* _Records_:
--- Begin ---

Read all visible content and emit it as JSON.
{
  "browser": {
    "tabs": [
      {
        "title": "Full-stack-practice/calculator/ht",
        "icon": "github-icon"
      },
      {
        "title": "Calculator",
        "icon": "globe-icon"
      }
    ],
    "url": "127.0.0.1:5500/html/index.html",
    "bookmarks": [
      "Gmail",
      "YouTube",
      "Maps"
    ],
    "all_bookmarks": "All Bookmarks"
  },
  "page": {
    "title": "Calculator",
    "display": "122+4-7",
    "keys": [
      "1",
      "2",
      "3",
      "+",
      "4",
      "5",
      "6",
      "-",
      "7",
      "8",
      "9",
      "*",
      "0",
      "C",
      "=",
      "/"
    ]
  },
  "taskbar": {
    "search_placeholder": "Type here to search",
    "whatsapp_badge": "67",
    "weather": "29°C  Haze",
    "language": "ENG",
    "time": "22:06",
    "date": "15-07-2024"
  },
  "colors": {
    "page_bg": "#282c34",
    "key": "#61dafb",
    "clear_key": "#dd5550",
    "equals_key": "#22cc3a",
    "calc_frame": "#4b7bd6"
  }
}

--- End ---
--- Begin ---

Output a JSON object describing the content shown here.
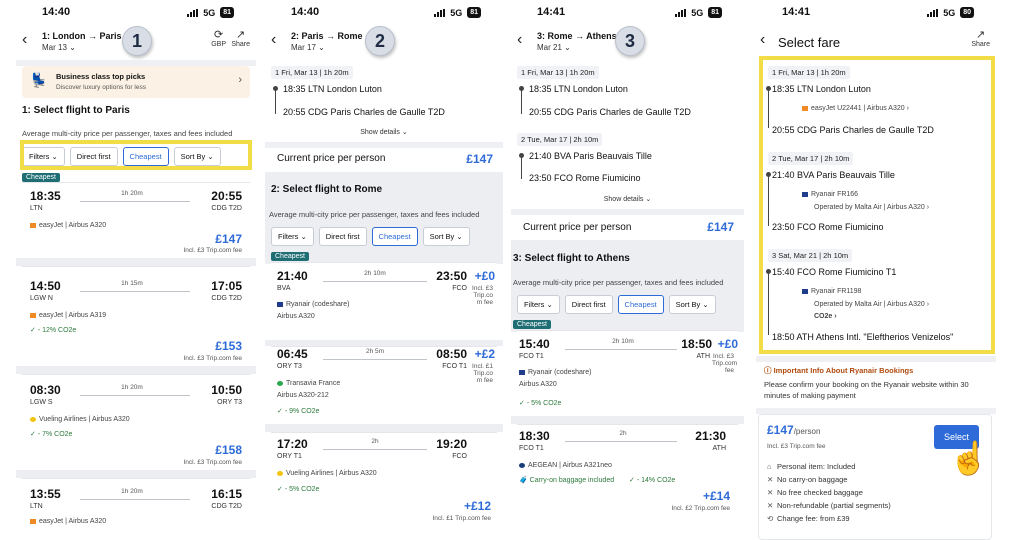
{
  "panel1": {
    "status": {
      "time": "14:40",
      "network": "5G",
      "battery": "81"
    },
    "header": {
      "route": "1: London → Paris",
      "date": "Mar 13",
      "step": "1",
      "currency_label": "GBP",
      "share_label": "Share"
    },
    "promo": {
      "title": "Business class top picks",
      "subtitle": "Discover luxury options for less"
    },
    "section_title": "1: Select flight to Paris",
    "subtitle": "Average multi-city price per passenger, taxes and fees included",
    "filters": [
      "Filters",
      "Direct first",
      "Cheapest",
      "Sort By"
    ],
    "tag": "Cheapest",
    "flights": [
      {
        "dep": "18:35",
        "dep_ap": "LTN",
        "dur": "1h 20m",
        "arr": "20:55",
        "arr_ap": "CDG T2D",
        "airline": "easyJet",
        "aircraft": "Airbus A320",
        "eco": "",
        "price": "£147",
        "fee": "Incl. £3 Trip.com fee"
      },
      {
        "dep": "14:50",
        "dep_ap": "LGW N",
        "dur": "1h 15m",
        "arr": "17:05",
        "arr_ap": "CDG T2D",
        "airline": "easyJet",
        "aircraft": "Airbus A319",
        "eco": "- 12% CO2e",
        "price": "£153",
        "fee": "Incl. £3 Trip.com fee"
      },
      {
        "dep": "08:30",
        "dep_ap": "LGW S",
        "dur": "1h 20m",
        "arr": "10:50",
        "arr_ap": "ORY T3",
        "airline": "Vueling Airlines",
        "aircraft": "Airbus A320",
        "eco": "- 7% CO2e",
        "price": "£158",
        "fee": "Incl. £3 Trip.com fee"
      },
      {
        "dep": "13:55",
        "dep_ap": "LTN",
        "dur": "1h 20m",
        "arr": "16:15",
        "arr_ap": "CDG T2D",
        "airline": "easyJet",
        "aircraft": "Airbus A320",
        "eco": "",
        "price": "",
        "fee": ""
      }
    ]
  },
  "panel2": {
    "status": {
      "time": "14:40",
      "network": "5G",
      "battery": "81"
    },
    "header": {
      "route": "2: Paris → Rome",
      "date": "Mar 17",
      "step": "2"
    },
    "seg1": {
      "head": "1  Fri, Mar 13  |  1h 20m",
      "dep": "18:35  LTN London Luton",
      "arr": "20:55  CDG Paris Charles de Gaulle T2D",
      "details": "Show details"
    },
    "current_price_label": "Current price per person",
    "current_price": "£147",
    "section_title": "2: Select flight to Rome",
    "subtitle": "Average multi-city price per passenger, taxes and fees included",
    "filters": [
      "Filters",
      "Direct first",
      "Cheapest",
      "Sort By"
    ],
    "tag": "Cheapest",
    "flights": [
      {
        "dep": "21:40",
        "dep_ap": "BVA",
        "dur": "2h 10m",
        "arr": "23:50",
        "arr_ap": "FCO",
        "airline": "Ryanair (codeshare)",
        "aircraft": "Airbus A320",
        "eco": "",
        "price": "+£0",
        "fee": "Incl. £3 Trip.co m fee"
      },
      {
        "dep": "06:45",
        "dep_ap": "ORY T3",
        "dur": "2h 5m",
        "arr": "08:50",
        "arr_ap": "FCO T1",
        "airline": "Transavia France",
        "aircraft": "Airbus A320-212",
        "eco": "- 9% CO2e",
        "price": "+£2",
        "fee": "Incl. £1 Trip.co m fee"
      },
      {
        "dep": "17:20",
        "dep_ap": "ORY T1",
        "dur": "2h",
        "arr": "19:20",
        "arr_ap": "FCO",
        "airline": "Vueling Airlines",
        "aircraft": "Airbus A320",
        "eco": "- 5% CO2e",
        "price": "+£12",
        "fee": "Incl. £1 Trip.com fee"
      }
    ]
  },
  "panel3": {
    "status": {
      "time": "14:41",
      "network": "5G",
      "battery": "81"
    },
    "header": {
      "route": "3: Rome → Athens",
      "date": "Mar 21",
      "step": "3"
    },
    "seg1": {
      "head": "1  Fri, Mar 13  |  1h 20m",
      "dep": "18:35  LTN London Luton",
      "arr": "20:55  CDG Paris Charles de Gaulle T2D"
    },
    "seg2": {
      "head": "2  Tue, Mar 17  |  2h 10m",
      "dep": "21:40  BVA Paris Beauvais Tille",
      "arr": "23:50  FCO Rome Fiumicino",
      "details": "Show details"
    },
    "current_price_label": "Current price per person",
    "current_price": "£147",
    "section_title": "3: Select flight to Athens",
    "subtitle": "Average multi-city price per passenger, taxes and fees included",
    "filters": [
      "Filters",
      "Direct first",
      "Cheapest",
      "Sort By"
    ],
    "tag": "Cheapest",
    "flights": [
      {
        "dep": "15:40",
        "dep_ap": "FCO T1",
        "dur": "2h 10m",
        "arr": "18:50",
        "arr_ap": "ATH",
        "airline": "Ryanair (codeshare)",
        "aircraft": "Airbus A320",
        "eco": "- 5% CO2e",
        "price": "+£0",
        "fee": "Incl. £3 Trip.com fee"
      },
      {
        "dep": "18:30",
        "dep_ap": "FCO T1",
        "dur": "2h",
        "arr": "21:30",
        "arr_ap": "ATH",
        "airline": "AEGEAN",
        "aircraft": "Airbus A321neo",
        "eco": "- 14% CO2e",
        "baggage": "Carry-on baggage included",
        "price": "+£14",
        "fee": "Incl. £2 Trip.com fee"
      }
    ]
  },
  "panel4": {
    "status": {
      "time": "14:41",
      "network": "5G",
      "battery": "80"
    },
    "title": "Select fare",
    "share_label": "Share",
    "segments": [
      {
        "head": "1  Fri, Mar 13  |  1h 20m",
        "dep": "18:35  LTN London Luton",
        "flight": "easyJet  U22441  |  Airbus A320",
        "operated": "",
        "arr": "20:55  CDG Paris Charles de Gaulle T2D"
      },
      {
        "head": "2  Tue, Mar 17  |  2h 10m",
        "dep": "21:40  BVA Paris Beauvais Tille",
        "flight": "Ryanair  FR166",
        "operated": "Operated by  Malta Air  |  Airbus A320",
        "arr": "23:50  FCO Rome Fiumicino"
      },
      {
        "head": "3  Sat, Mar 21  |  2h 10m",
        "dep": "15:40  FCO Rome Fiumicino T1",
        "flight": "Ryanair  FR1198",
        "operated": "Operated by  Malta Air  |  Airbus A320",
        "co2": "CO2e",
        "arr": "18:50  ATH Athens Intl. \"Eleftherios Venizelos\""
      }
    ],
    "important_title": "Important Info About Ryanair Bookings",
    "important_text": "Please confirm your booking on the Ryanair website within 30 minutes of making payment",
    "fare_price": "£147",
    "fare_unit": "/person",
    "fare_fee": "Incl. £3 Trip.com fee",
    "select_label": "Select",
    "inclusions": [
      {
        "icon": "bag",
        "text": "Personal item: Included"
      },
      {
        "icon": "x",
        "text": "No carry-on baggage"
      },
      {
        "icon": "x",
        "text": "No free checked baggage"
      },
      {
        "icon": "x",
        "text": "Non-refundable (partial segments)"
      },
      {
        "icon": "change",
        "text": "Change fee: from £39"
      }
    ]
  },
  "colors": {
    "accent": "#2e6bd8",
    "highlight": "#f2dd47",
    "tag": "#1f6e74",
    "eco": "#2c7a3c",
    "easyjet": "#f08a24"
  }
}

--- End ---

Using the listing above, gather each line that holds the string "route" and copy it.

* _Correct response_:
      "route": "1: London → Paris",
      "route": "2: Paris → Rome",
      "route": "3: Rome → Athens",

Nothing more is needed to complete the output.